EXERCISE: Nothing in the records may be left out or altered; reproduce them all exactly.

Collected data entries:
::::

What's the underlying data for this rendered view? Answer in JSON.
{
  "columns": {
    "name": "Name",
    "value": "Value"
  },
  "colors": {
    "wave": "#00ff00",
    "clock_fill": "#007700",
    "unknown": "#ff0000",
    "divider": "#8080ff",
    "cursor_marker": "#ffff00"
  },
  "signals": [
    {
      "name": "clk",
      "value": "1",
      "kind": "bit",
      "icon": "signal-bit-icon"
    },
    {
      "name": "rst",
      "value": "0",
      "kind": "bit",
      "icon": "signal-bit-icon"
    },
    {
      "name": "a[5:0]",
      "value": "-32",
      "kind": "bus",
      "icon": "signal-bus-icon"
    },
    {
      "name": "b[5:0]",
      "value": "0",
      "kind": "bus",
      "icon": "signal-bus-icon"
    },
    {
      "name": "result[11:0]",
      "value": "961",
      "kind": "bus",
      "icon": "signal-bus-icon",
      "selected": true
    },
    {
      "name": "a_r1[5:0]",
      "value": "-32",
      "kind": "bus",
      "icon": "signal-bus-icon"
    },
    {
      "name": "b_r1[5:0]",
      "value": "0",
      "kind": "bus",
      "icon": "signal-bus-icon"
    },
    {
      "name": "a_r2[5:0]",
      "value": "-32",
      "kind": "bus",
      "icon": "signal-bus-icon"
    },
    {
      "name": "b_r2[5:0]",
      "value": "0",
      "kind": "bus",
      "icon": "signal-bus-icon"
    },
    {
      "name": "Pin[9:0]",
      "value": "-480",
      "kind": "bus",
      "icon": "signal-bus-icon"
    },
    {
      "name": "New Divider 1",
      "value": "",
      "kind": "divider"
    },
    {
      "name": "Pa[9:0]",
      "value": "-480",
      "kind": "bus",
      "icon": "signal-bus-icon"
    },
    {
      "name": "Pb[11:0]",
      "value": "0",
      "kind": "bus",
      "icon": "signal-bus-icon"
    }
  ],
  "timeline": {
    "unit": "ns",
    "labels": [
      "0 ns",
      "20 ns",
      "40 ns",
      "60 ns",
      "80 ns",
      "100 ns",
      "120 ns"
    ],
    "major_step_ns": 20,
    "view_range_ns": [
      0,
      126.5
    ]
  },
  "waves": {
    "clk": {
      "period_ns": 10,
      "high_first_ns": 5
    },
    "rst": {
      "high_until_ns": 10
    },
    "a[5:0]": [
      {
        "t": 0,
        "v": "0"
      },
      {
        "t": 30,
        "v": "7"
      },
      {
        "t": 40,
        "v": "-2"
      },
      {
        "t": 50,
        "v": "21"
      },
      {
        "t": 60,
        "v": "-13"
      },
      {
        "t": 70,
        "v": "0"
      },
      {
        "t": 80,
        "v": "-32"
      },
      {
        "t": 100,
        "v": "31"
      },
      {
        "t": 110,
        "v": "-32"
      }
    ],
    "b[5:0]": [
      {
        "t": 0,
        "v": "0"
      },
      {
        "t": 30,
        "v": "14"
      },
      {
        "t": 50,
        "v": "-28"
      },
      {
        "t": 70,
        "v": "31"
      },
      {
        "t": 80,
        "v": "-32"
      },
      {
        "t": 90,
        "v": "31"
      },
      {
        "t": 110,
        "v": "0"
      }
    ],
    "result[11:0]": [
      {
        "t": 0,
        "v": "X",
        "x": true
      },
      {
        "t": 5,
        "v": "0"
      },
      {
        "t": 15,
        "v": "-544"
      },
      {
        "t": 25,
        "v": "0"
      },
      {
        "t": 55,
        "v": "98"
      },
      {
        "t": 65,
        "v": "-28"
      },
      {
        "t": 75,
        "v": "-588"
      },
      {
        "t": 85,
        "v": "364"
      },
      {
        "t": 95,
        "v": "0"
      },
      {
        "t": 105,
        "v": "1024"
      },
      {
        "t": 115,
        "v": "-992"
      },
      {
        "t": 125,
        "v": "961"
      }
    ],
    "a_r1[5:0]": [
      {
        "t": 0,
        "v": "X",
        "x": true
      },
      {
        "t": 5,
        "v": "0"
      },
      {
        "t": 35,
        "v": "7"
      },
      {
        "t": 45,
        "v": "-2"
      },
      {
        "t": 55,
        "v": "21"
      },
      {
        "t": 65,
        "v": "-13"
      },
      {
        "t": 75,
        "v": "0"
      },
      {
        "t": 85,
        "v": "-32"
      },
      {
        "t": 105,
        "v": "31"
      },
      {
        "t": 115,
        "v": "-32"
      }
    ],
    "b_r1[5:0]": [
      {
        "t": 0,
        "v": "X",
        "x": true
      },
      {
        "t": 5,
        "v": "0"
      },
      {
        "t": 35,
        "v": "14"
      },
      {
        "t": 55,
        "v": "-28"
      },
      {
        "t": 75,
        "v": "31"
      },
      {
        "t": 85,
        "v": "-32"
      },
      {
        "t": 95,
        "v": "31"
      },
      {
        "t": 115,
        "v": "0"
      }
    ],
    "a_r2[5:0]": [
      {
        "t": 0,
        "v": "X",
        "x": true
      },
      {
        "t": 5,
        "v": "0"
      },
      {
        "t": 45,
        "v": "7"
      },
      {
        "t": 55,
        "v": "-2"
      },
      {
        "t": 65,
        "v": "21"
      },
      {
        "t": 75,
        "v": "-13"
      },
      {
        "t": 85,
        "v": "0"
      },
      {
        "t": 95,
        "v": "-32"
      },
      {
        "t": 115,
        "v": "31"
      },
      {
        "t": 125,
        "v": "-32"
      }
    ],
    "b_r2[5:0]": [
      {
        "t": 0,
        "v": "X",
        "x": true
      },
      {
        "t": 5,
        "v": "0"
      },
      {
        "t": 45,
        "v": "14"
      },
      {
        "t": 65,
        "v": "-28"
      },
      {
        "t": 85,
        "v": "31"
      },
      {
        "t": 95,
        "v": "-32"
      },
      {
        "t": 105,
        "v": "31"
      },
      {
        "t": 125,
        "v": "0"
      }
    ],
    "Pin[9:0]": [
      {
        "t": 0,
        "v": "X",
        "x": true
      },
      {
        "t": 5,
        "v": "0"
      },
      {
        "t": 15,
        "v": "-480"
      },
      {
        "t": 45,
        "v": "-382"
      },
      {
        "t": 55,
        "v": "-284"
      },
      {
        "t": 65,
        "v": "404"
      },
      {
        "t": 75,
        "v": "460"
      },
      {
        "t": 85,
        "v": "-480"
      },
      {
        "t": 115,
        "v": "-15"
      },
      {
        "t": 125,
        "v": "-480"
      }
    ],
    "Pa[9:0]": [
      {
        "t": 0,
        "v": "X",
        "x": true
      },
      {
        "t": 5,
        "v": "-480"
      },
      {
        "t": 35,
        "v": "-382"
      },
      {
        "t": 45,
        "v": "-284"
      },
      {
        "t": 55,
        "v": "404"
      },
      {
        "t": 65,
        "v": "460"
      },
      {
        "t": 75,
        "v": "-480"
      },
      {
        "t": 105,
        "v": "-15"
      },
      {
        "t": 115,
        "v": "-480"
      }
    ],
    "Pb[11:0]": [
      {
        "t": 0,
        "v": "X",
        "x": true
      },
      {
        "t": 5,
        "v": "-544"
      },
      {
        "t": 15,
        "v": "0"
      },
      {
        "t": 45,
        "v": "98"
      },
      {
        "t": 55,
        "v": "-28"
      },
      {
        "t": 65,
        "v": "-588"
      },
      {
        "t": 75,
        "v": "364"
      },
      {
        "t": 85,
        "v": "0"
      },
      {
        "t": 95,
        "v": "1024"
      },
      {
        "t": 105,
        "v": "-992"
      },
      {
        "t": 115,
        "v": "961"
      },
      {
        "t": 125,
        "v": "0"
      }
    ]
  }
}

::::

OUTPUT:
What's the underlying data for this rendered view? Answer in JSON.
{
  "columns": {
    "name": "Name",
    "value": "Value"
  },
  "colors": {
    "wave": "#00ff00",
    "clock_fill": "#007700",
    "unknown": "#ff0000",
    "divider": "#8080ff",
    "cursor_marker": "#ffff00"
  },
  "signals": [
    {
      "name": "clk",
      "value": "1",
      "kind": "bit",
      "icon": "signal-bit-icon"
    },
    {
      "name": "rst",
      "value": "0",
      "kind": "bit",
      "icon": "signal-bit-icon"
    },
    {
      "name": "a[5:0]",
      "value": "-32",
      "kind": "bus",
      "icon": "signal-bus-icon"
    },
    {
      "name": "b[5:0]",
      "value": "0",
      "kind": "bus",
      "icon": "signal-bus-icon"
    },
    {
      "name": "result[11:0]",
      "value": "961",
      "kind": "bus",
      "icon": "signal-bus-icon",
      "selected": true
    },
    {
      "name": "a_r1[5:0]",
      "value": "-32",
      "kind": "bus",
      "icon": "signal-bus-icon"
    },
    {
      "name": "b_r1[5:0]",
      "value": "0",
      "kind": "bus",
      "icon": "signal-bus-icon"
    },
    {
      "name": "a_r2[5:0]",
      "value": "-32",
      "kind": "bus",
      "icon": "signal-bus-icon"
    },
    {
      "name": "b_r2[5:0]",
      "value": "0",
      "kind": "bus",
      "icon": "signal-bus-icon"
    },
    {
      "name": "Pin[9:0]",
      "value": "-480",
      "kind": "bus",
      "icon": "signal-bus-icon"
    },
    {
      "name": "New Divider 1",
      "value": "",
      "kind": "divider"
    },
    {
      "name": "Pa[9:0]",
      "value": "-480",
      "kind": "bus",
      "icon": "signal-bus-icon"
    },
    {
      "name": "Pb[11:0]",
      "value": "0",
      "kind": "bus",
      "icon": "signal-bus-icon"
    }
  ],
  "timeline": {
    "unit": "ns",
    "labels": [
      "0 ns",
      "20 ns",
      "40 ns",
      "60 ns",
      "80 ns",
      "100 ns",
      "120 ns"
    ],
    "major_step_ns": 20,
    "view_range_ns": [
      0,
      126.5
    ]
  },
  "waves": {
    "clk": {
      "period_ns": 10,
      "high_first_ns": 5
    },
    "rst": {
      "high_until_ns": 10
    },
    "a[5:0]": [
      {
        "t": 0,
        "v": "0"
      },
      {
        "t": 30,
        "v": "7"
      },
      {
        "t": 40,
        "v": "-2"
      },
      {
        "t": 50,
        "v": "21"
      },
      {
        "t": 60,
        "v": "-13"
      },
      {
        "t": 70,
        "v": "0"
      },
      {
        "t": 80,
        "v": "-32"
      },
      {
        "t": 100,
        "v": "31"
      },
      {
        "t": 110,
        "v": "-32"
      }
    ],
    "b[5:0]": [
      {
        "t": 0,
        "v": "0"
      },
      {
        "t": 30,
        "v": "14"
      },
      {
        "t": 50,
        "v": "-28"
      },
      {
        "t": 70,
        "v": "31"
      },
      {
        "t": 80,
        "v": "-32"
      },
      {
        "t": 90,
        "v": "31"
      },
      {
        "t": 110,
        "v": "0"
      }
    ],
    "result[11:0]": [
      {
        "t": 0,
        "v": "X",
        "x": true
      },
      {
        "t": 5,
        "v": "0"
      },
      {
        "t": 15,
        "v": "-544"
      },
      {
        "t": 25,
        "v": "0"
      },
      {
        "t": 55,
        "v": "98"
      },
      {
        "t": 65,
        "v": "-28"
      },
      {
        "t": 75,
        "v": "-588"
      },
      {
        "t": 85,
        "v": "364"
      },
      {
        "t": 95,
        "v": "0"
      },
      {
        "t": 105,
        "v": "1024"
      },
      {
        "t": 115,
        "v": "-992"
      },
      {
        "t": 125,
        "v": "961"
      }
    ],
    "a_r1[5:0]": [
      {
        "t": 0,
        "v": "X",
        "x": true
      },
      {
        "t": 5,
        "v": "0"
      },
      {
        "t": 35,
        "v": "7"
      },
      {
        "t": 45,
        "v": "-2"
      },
      {
        "t": 55,
        "v": "21"
      },
      {
        "t": 65,
        "v": "-13"
      },
      {
        "t": 75,
        "v": "0"
      },
      {
        "t": 85,
        "v": "-32"
      },
      {
        "t": 105,
        "v": "31"
      },
      {
        "t": 115,
        "v": "-32"
      }
    ],
    "b_r1[5:0]": [
      {
        "t": 0,
        "v": "X",
        "x": true
      },
      {
        "t": 5,
        "v": "0"
      },
      {
        "t": 35,
        "v": "14"
      },
      {
        "t": 55,
        "v": "-28"
      },
      {
        "t": 75,
        "v": "31"
      },
      {
        "t": 85,
        "v": "-32"
      },
      {
        "t": 95,
        "v": "31"
      },
      {
        "t": 115,
        "v": "0"
      }
    ],
    "a_r2[5:0]": [
      {
        "t": 0,
        "v": "X",
        "x": true
      },
      {
        "t": 5,
        "v": "0"
      },
      {
        "t": 45,
        "v": "7"
      },
      {
        "t": 55,
        "v": "-2"
      },
      {
        "t": 65,
        "v": "21"
      },
      {
        "t": 75,
        "v": "-13"
      },
      {
        "t": 85,
        "v": "0"
      },
      {
        "t": 95,
        "v": "-32"
      },
      {
        "t": 115,
        "v": "31"
      },
      {
        "t": 125,
        "v": "-32"
      }
    ],
    "b_r2[5:0]": [
      {
        "t": 0,
        "v": "X",
        "x": true
      },
      {
        "t": 5,
        "v": "0"
      },
      {
        "t": 45,
        "v": "14"
      },
      {
        "t": 65,
        "v": "-28"
      },
      {
        "t": 85,
        "v": "31"
      },
      {
        "t": 95,
        "v": "-32"
      },
      {
        "t": 105,
        "v": "31"
      },
      {
        "t": 125,
        "v": "0"
      }
    ],
    "Pin[9:0]": [
      {
        "t": 0,
        "v": "X",
        "x": true
      },
      {
        "t": 5,
        "v": "0"
      },
      {
        "t": 15,
        "v": "-480"
      },
      {
        "t": 45,
        "v": "-382"
      },
      {
        "t": 55,
        "v": "-284"
      },
      {
        "t": 65,
        "v": "404"
      },
      {
        "t": 75,
        "v": "460"
      },
      {
        "t": 85,
        "v": "-480"
      },
      {
        "t": 115,
        "v": "-15"
      },
      {
        "t": 125,
        "v": "-480"
      }
    ],
    "Pa[9:0]": [
      {
        "t": 0,
        "v": "X",
        "x": true
      },
      {
        "t": 5,
        "v": "-480"
      },
      {
        "t": 35,
        "v": "-382"
      },
      {
        "t": 45,
        "v": "-284"
      },
      {
        "t": 55,
        "v": "404"
      },
      {
        "t": 65,
        "v": "460"
      },
      {
        "t": 75,
        "v": "-480"
      },
      {
        "t": 105,
        "v": "-15"
      },
      {
        "t": 115,
        "v": "-480"
      }
    ],
    "Pb[11:0]": [
      {
        "t": 0,
        "v": "X",
        "x": true
      },
      {
        "t": 5,
        "v": "-544"
      },
      {
        "t": 15,
        "v": "0"
      },
      {
        "t": 45,
        "v": "98"
      },
      {
        "t": 55,
        "v": "-28"
      },
      {
        "t": 65,
        "v": "-588"
      },
      {
        "t": 75,
        "v": "364"
      },
      {
        "t": 85,
        "v": "0"
      },
      {
        "t": 95,
        "v": "1024"
      },
      {
        "t": 105,
        "v": "-992"
      },
      {
        "t": 115,
        "v": "961"
      },
      {
        "t": 125,
        "v": "0"
      }
    ]
  }
}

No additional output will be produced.